▶ Challenge:
Return each line containing the string "index".

▶ Input data:
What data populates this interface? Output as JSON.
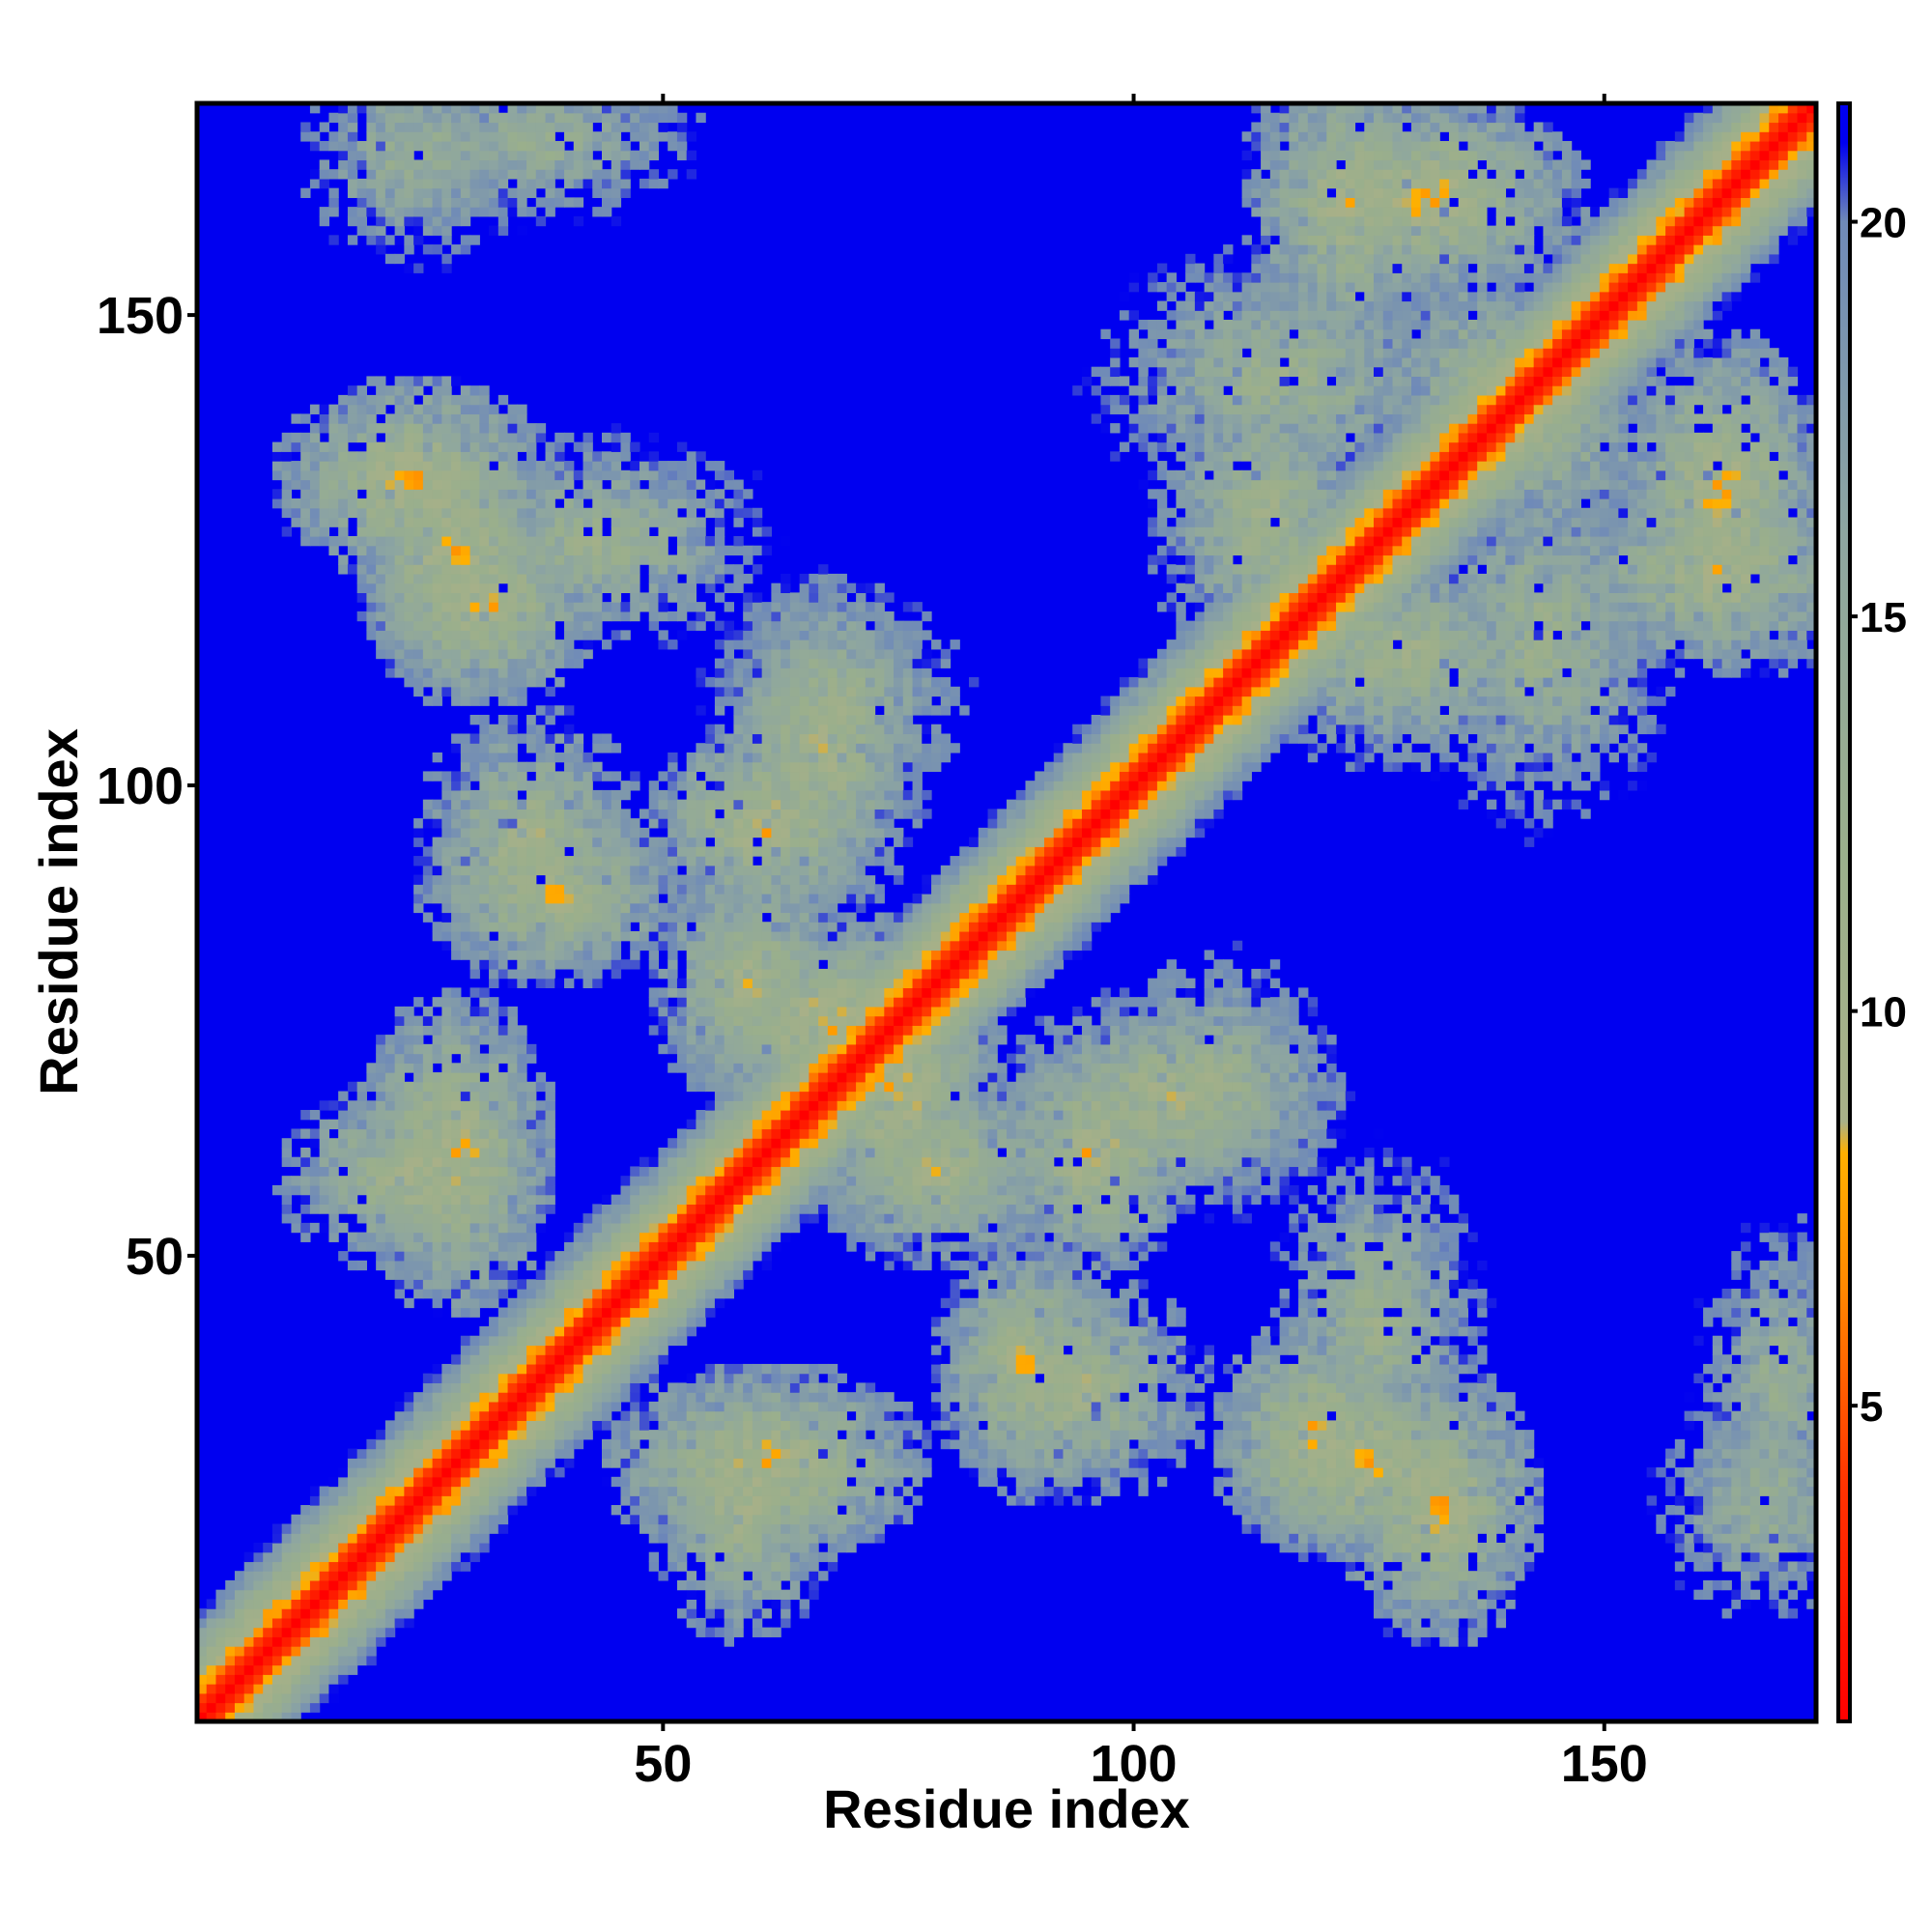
{
  "chart_data": {
    "type": "heatmap",
    "title": "",
    "xlabel": "Residue index",
    "ylabel": "Residue index",
    "n_residues": 172,
    "xlim": [
      1,
      172
    ],
    "ylim": [
      1,
      172
    ],
    "x_ticks": [
      50,
      100,
      150
    ],
    "y_ticks": [
      50,
      100,
      150
    ],
    "colorbar": {
      "range": [
        1,
        21.5
      ],
      "ticks": [
        5,
        10,
        15,
        20
      ],
      "stops": [
        {
          "value": 1,
          "color": "#ff0000"
        },
        {
          "value": 4,
          "color": "#ff3300"
        },
        {
          "value": 6.5,
          "color": "#ff8800"
        },
        {
          "value": 8.2,
          "color": "#ffb000"
        },
        {
          "value": 8.6,
          "color": "#a8b088"
        },
        {
          "value": 12,
          "color": "#9aaf8c"
        },
        {
          "value": 16,
          "color": "#8ea6a0"
        },
        {
          "value": 20,
          "color": "#6f8ab8"
        },
        {
          "value": 21,
          "color": "#0000f0"
        }
      ]
    },
    "background_value_color": "#0000f0",
    "contacts": [
      {
        "x": [
          15,
          30
        ],
        "y": [
          135,
          128
        ],
        "level": 6
      },
      {
        "x": [
          25,
          35
        ],
        "y": [
          122,
          115
        ],
        "level": 6
      },
      {
        "x": [
          30,
          55
        ],
        "y": [
          130,
          120
        ],
        "level": 9
      },
      {
        "x": [
          15,
          30
        ],
        "y": [
          60,
          55
        ],
        "level": 7
      },
      {
        "x": [
          30,
          45
        ],
        "y": [
          90,
          85
        ],
        "level": 7
      },
      {
        "x": [
          55,
          65
        ],
        "y": [
          98,
          92
        ],
        "level": 6
      },
      {
        "x": [
          58,
          75
        ],
        "y": [
          78,
          70
        ],
        "level": 6
      },
      {
        "x": [
          72,
          85
        ],
        "y": [
          62,
          55
        ],
        "level": 7
      },
      {
        "x": [
          85,
          100
        ],
        "y": [
          40,
          30
        ],
        "level": 7
      },
      {
        "x": [
          50,
          70
        ],
        "y": [
          30,
          24
        ],
        "level": 6
      },
      {
        "x": [
          115,
          132
        ],
        "y": [
          30,
          24
        ],
        "level": 6
      },
      {
        "x": [
          120,
          140
        ],
        "y": [
          165,
          158
        ],
        "level": 6
      },
      {
        "x": [
          130,
          150
        ],
        "y": [
          140,
          132
        ],
        "level": 8
      },
      {
        "x": [
          150,
          172
        ],
        "y": [
          125,
          118
        ],
        "level": 7
      },
      {
        "x": [
          115,
          140
        ],
        "y": [
          118,
          108
        ],
        "level": 8
      },
      {
        "x": [
          92,
          115
        ],
        "y": [
          70,
          62
        ],
        "level": 7
      },
      {
        "x": [
          60,
          75
        ],
        "y": [
          115,
          100
        ],
        "level": 9
      },
      {
        "x": [
          100,
          130
        ],
        "y": [
          150,
          135
        ],
        "level": 9
      },
      {
        "x": [
          20,
          50
        ],
        "y": [
          170,
          165
        ],
        "level": 10
      },
      {
        "x": [
          160,
          172
        ],
        "y": [
          30,
          15
        ],
        "level": 10
      }
    ]
  }
}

▶ Full answer:
    "xlabel": "Residue index",
    "ylabel": "Residue index",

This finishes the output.